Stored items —
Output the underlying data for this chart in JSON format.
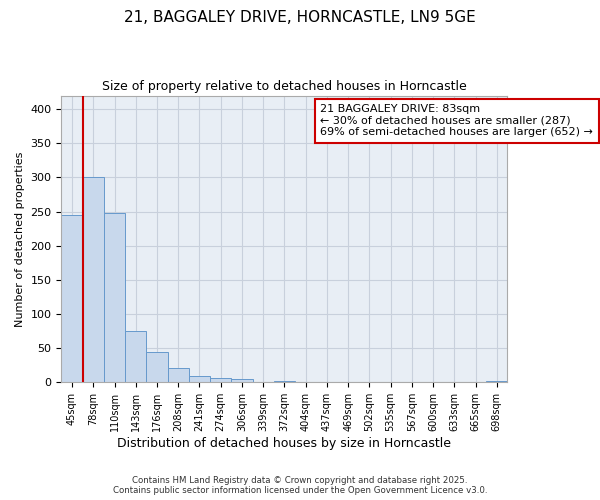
{
  "title1": "21, BAGGALEY DRIVE, HORNCASTLE, LN9 5GE",
  "title2": "Size of property relative to detached houses in Horncastle",
  "xlabel": "Distribution of detached houses by size in Horncastle",
  "ylabel": "Number of detached properties",
  "bar_labels": [
    "45sqm",
    "78sqm",
    "110sqm",
    "143sqm",
    "176sqm",
    "208sqm",
    "241sqm",
    "274sqm",
    "306sqm",
    "339sqm",
    "372sqm",
    "404sqm",
    "437sqm",
    "469sqm",
    "502sqm",
    "535sqm",
    "567sqm",
    "600sqm",
    "633sqm",
    "665sqm",
    "698sqm"
  ],
  "bar_values": [
    245,
    300,
    248,
    75,
    45,
    21,
    9,
    7,
    5,
    0,
    2,
    0,
    0,
    0,
    1,
    0,
    0,
    0,
    0,
    0,
    2
  ],
  "bar_color": "#c8d8ec",
  "bar_edge_color": "#6699cc",
  "vline_x": 0.5,
  "vline_color": "#cc0000",
  "annotation_text": "21 BAGGALEY DRIVE: 83sqm\n← 30% of detached houses are smaller (287)\n69% of semi-detached houses are larger (652) →",
  "annotation_box_color": "#ffffff",
  "annotation_box_edge": "#cc0000",
  "ylim": [
    0,
    420
  ],
  "yticks": [
    0,
    50,
    100,
    150,
    200,
    250,
    300,
    350,
    400
  ],
  "grid_color": "#c8d0dc",
  "bg_color": "#e8eef5",
  "fig_color": "#ffffff",
  "footer1": "Contains HM Land Registry data © Crown copyright and database right 2025.",
  "footer2": "Contains public sector information licensed under the Open Government Licence v3.0."
}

Written problem —
Repeat each entry above word for word, leaving every picture out.

Completed exercise —
Output the underlying data for this chart in JSON format.
{
  "title1": "21, BAGGALEY DRIVE, HORNCASTLE, LN9 5GE",
  "title2": "Size of property relative to detached houses in Horncastle",
  "xlabel": "Distribution of detached houses by size in Horncastle",
  "ylabel": "Number of detached properties",
  "bar_labels": [
    "45sqm",
    "78sqm",
    "110sqm",
    "143sqm",
    "176sqm",
    "208sqm",
    "241sqm",
    "274sqm",
    "306sqm",
    "339sqm",
    "372sqm",
    "404sqm",
    "437sqm",
    "469sqm",
    "502sqm",
    "535sqm",
    "567sqm",
    "600sqm",
    "633sqm",
    "665sqm",
    "698sqm"
  ],
  "bar_values": [
    245,
    300,
    248,
    75,
    45,
    21,
    9,
    7,
    5,
    0,
    2,
    0,
    0,
    0,
    1,
    0,
    0,
    0,
    0,
    0,
    2
  ],
  "bar_color": "#c8d8ec",
  "bar_edge_color": "#6699cc",
  "vline_x": 0.5,
  "vline_color": "#cc0000",
  "annotation_text": "21 BAGGALEY DRIVE: 83sqm\n← 30% of detached houses are smaller (287)\n69% of semi-detached houses are larger (652) →",
  "annotation_box_color": "#ffffff",
  "annotation_box_edge": "#cc0000",
  "ylim": [
    0,
    420
  ],
  "yticks": [
    0,
    50,
    100,
    150,
    200,
    250,
    300,
    350,
    400
  ],
  "grid_color": "#c8d0dc",
  "bg_color": "#e8eef5",
  "fig_color": "#ffffff",
  "footer1": "Contains HM Land Registry data © Crown copyright and database right 2025.",
  "footer2": "Contains public sector information licensed under the Open Government Licence v3.0."
}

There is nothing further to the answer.